● Goal of the exercise:
Repeat the material below word for word and leave out all pictures.

● The records:
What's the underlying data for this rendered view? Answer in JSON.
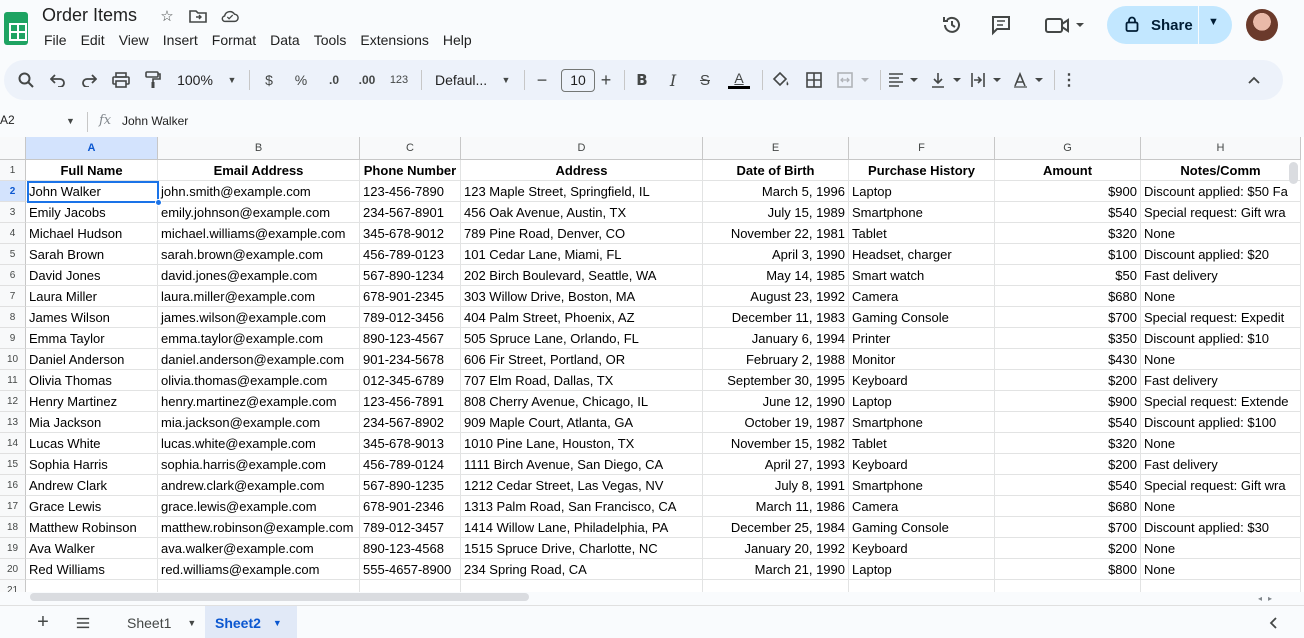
{
  "doc": {
    "title": "Order Items"
  },
  "menu": [
    "File",
    "Edit",
    "View",
    "Insert",
    "Format",
    "Data",
    "Tools",
    "Extensions",
    "Help"
  ],
  "header": {
    "share_label": "Share"
  },
  "toolbar": {
    "zoom": "100%",
    "currency": "$",
    "percent": "%",
    "dec_decrease": ".0",
    "dec_increase": ".00",
    "format_123": "123",
    "font": "Defaul...",
    "font_size": "10"
  },
  "formula_bar": {
    "cell_ref": "A2",
    "fx": "fx",
    "value": "John Walker"
  },
  "grid": {
    "columns": [
      "A",
      "B",
      "C",
      "D",
      "E",
      "F",
      "G",
      "H"
    ],
    "headers": [
      "Full Name",
      "Email Address",
      "Phone Number",
      "Address",
      "Date of Birth",
      "Purchase History",
      "Amount",
      "Notes/Comm"
    ],
    "row_numbers": [
      "1",
      "2",
      "3",
      "4",
      "5",
      "6",
      "7",
      "8",
      "9",
      "10",
      "11",
      "12",
      "13",
      "14",
      "15",
      "16",
      "17",
      "18",
      "19",
      "20",
      "21"
    ],
    "rows": [
      [
        "John Walker",
        "john.smith@example.com",
        "123-456-7890",
        "123 Maple Street, Springfield, IL",
        "March 5, 1996",
        "Laptop",
        "$900",
        "Discount applied: $50 Fa"
      ],
      [
        "Emily Jacobs",
        "emily.johnson@example.com",
        "234-567-8901",
        "456 Oak Avenue, Austin, TX",
        "July 15, 1989",
        "Smartphone",
        "$540",
        "Special request: Gift wra"
      ],
      [
        "Michael Hudson",
        "michael.williams@example.com",
        "345-678-9012",
        "789 Pine Road, Denver, CO",
        "November 22, 1981",
        "Tablet",
        "$320",
        "None"
      ],
      [
        "Sarah Brown",
        "sarah.brown@example.com",
        "456-789-0123",
        "101 Cedar Lane, Miami, FL",
        "April 3, 1990",
        "Headset, charger",
        "$100",
        "Discount applied: $20"
      ],
      [
        "David Jones",
        "david.jones@example.com",
        "567-890-1234",
        "202 Birch Boulevard, Seattle, WA",
        "May 14, 1985",
        "Smart watch",
        "$50",
        "Fast delivery"
      ],
      [
        "Laura Miller",
        "laura.miller@example.com",
        "678-901-2345",
        "303 Willow Drive, Boston, MA",
        "August 23, 1992",
        "Camera",
        "$680",
        "None"
      ],
      [
        "James Wilson",
        "james.wilson@example.com",
        "789-012-3456",
        "404 Palm Street, Phoenix, AZ",
        "December 11, 1983",
        "Gaming Console",
        "$700",
        "Special request: Expedit"
      ],
      [
        "Emma Taylor",
        "emma.taylor@example.com",
        "890-123-4567",
        "505 Spruce Lane, Orlando, FL",
        "January 6, 1994",
        "Printer",
        "$350",
        "Discount applied: $10"
      ],
      [
        "Daniel Anderson",
        "daniel.anderson@example.com",
        "901-234-5678",
        "606 Fir Street, Portland, OR",
        "February 2, 1988",
        "Monitor",
        "$430",
        "None"
      ],
      [
        "Olivia Thomas",
        "olivia.thomas@example.com",
        "012-345-6789",
        "707 Elm Road, Dallas, TX",
        "September 30, 1995",
        "Keyboard",
        "$200",
        "Fast delivery"
      ],
      [
        "Henry Martinez",
        "henry.martinez@example.com",
        "123-456-7891",
        "808 Cherry Avenue, Chicago, IL",
        "June 12, 1990",
        "Laptop",
        "$900",
        "Special request: Extende"
      ],
      [
        "Mia Jackson",
        "mia.jackson@example.com",
        "234-567-8902",
        "909 Maple Court, Atlanta, GA",
        "October 19, 1987",
        "Smartphone",
        "$540",
        "Discount applied: $100"
      ],
      [
        "Lucas White",
        "lucas.white@example.com",
        "345-678-9013",
        "1010 Pine Lane, Houston, TX",
        "November 15, 1982",
        "Tablet",
        "$320",
        "None"
      ],
      [
        "Sophia Harris",
        "sophia.harris@example.com",
        "456-789-0124",
        "1111 Birch Avenue, San Diego, CA",
        "April 27, 1993",
        "Keyboard",
        "$200",
        "Fast delivery"
      ],
      [
        "Andrew Clark",
        "andrew.clark@example.com",
        "567-890-1235",
        "1212 Cedar Street, Las Vegas, NV",
        "July 8, 1991",
        "Smartphone",
        "$540",
        "Special request: Gift wra"
      ],
      [
        "Grace Lewis",
        "grace.lewis@example.com",
        "678-901-2346",
        "1313 Palm Road, San Francisco, CA",
        "March 11, 1986",
        "Camera",
        "$680",
        "None"
      ],
      [
        "Matthew Robinson",
        "matthew.robinson@example.com",
        "789-012-3457",
        "1414 Willow Lane, Philadelphia, PA",
        "December 25, 1984",
        "Gaming Console",
        "$700",
        "Discount applied: $30"
      ],
      [
        "Ava Walker",
        "ava.walker@example.com",
        "890-123-4568",
        "1515 Spruce Drive, Charlotte, NC",
        "January 20, 1992",
        "Keyboard",
        "$200",
        "None"
      ],
      [
        "Red Williams",
        "red.williams@example.com",
        "555-4657-8900",
        "234 Spring Road, CA",
        "March 21, 1990",
        "Laptop",
        "$800",
        "None"
      ]
    ]
  },
  "sheets": {
    "tab1": "Sheet1",
    "tab2": "Sheet2"
  },
  "colors": {
    "accent": "#0b57d0",
    "share_bg": "#c2e7ff",
    "selection": "#1a73e8",
    "sheets_green": "#1ea362"
  }
}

● Expected answer:
What's the underlying data for this rendered view? Answer in JSON.
{
  "doc": {
    "title": "Order Items"
  },
  "menu": [
    "File",
    "Edit",
    "View",
    "Insert",
    "Format",
    "Data",
    "Tools",
    "Extensions",
    "Help"
  ],
  "header": {
    "share_label": "Share"
  },
  "toolbar": {
    "zoom": "100%",
    "currency": "$",
    "percent": "%",
    "dec_decrease": ".0",
    "dec_increase": ".00",
    "format_123": "123",
    "font": "Defaul...",
    "font_size": "10"
  },
  "formula_bar": {
    "cell_ref": "A2",
    "fx": "fx",
    "value": "John Walker"
  },
  "grid": {
    "columns": [
      "A",
      "B",
      "C",
      "D",
      "E",
      "F",
      "G",
      "H"
    ],
    "headers": [
      "Full Name",
      "Email Address",
      "Phone Number",
      "Address",
      "Date of Birth",
      "Purchase History",
      "Amount",
      "Notes/Comm"
    ],
    "row_numbers": [
      "1",
      "2",
      "3",
      "4",
      "5",
      "6",
      "7",
      "8",
      "9",
      "10",
      "11",
      "12",
      "13",
      "14",
      "15",
      "16",
      "17",
      "18",
      "19",
      "20",
      "21"
    ],
    "rows": [
      [
        "John Walker",
        "john.smith@example.com",
        "123-456-7890",
        "123 Maple Street, Springfield, IL",
        "March 5, 1996",
        "Laptop",
        "$900",
        "Discount applied: $50 Fa"
      ],
      [
        "Emily Jacobs",
        "emily.johnson@example.com",
        "234-567-8901",
        "456 Oak Avenue, Austin, TX",
        "July 15, 1989",
        "Smartphone",
        "$540",
        "Special request: Gift wra"
      ],
      [
        "Michael Hudson",
        "michael.williams@example.com",
        "345-678-9012",
        "789 Pine Road, Denver, CO",
        "November 22, 1981",
        "Tablet",
        "$320",
        "None"
      ],
      [
        "Sarah Brown",
        "sarah.brown@example.com",
        "456-789-0123",
        "101 Cedar Lane, Miami, FL",
        "April 3, 1990",
        "Headset, charger",
        "$100",
        "Discount applied: $20"
      ],
      [
        "David Jones",
        "david.jones@example.com",
        "567-890-1234",
        "202 Birch Boulevard, Seattle, WA",
        "May 14, 1985",
        "Smart watch",
        "$50",
        "Fast delivery"
      ],
      [
        "Laura Miller",
        "laura.miller@example.com",
        "678-901-2345",
        "303 Willow Drive, Boston, MA",
        "August 23, 1992",
        "Camera",
        "$680",
        "None"
      ],
      [
        "James Wilson",
        "james.wilson@example.com",
        "789-012-3456",
        "404 Palm Street, Phoenix, AZ",
        "December 11, 1983",
        "Gaming Console",
        "$700",
        "Special request: Expedit"
      ],
      [
        "Emma Taylor",
        "emma.taylor@example.com",
        "890-123-4567",
        "505 Spruce Lane, Orlando, FL",
        "January 6, 1994",
        "Printer",
        "$350",
        "Discount applied: $10"
      ],
      [
        "Daniel Anderson",
        "daniel.anderson@example.com",
        "901-234-5678",
        "606 Fir Street, Portland, OR",
        "February 2, 1988",
        "Monitor",
        "$430",
        "None"
      ],
      [
        "Olivia Thomas",
        "olivia.thomas@example.com",
        "012-345-6789",
        "707 Elm Road, Dallas, TX",
        "September 30, 1995",
        "Keyboard",
        "$200",
        "Fast delivery"
      ],
      [
        "Henry Martinez",
        "henry.martinez@example.com",
        "123-456-7891",
        "808 Cherry Avenue, Chicago, IL",
        "June 12, 1990",
        "Laptop",
        "$900",
        "Special request: Extende"
      ],
      [
        "Mia Jackson",
        "mia.jackson@example.com",
        "234-567-8902",
        "909 Maple Court, Atlanta, GA",
        "October 19, 1987",
        "Smartphone",
        "$540",
        "Discount applied: $100"
      ],
      [
        "Lucas White",
        "lucas.white@example.com",
        "345-678-9013",
        "1010 Pine Lane, Houston, TX",
        "November 15, 1982",
        "Tablet",
        "$320",
        "None"
      ],
      [
        "Sophia Harris",
        "sophia.harris@example.com",
        "456-789-0124",
        "1111 Birch Avenue, San Diego, CA",
        "April 27, 1993",
        "Keyboard",
        "$200",
        "Fast delivery"
      ],
      [
        "Andrew Clark",
        "andrew.clark@example.com",
        "567-890-1235",
        "1212 Cedar Street, Las Vegas, NV",
        "July 8, 1991",
        "Smartphone",
        "$540",
        "Special request: Gift wra"
      ],
      [
        "Grace Lewis",
        "grace.lewis@example.com",
        "678-901-2346",
        "1313 Palm Road, San Francisco, CA",
        "March 11, 1986",
        "Camera",
        "$680",
        "None"
      ],
      [
        "Matthew Robinson",
        "matthew.robinson@example.com",
        "789-012-3457",
        "1414 Willow Lane, Philadelphia, PA",
        "December 25, 1984",
        "Gaming Console",
        "$700",
        "Discount applied: $30"
      ],
      [
        "Ava Walker",
        "ava.walker@example.com",
        "890-123-4568",
        "1515 Spruce Drive, Charlotte, NC",
        "January 20, 1992",
        "Keyboard",
        "$200",
        "None"
      ],
      [
        "Red Williams",
        "red.williams@example.com",
        "555-4657-8900",
        "234 Spring Road, CA",
        "March 21, 1990",
        "Laptop",
        "$800",
        "None"
      ]
    ]
  },
  "sheets": {
    "tab1": "Sheet1",
    "tab2": "Sheet2"
  },
  "colors": {
    "accent": "#0b57d0",
    "share_bg": "#c2e7ff",
    "selection": "#1a73e8",
    "sheets_green": "#1ea362"
  }
}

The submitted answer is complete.